Dataset rows about figures:
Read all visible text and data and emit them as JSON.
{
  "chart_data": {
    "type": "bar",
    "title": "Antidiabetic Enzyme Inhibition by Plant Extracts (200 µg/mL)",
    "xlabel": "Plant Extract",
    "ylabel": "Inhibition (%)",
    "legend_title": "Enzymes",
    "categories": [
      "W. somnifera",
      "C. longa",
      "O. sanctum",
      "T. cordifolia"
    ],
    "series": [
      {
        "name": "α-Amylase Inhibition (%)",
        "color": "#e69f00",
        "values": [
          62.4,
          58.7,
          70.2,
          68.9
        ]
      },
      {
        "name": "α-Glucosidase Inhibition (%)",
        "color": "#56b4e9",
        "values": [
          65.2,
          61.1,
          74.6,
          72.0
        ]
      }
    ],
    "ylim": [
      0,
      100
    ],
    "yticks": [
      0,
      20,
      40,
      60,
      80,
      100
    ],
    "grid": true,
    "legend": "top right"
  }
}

_Work task_: From the data above, give every line again exactly as it appears.

_Exercise response_:
Read all visible text and data and emit them as JSON.
{
  "chart_data": {
    "type": "bar",
    "title": "Antidiabetic Enzyme Inhibition by Plant Extracts (200 µg/mL)",
    "xlabel": "Plant Extract",
    "ylabel": "Inhibition (%)",
    "legend_title": "Enzymes",
    "categories": [
      "W. somnifera",
      "C. longa",
      "O. sanctum",
      "T. cordifolia"
    ],
    "series": [
      {
        "name": "α-Amylase Inhibition (%)",
        "color": "#e69f00",
        "values": [
          62.4,
          58.7,
          70.2,
          68.9
        ]
      },
      {
        "name": "α-Glucosidase Inhibition (%)",
        "color": "#56b4e9",
        "values": [
          65.2,
          61.1,
          74.6,
          72.0
        ]
      }
    ],
    "ylim": [
      0,
      100
    ],
    "yticks": [
      0,
      20,
      40,
      60,
      80,
      100
    ],
    "grid": true,
    "legend": "top right"
  }
}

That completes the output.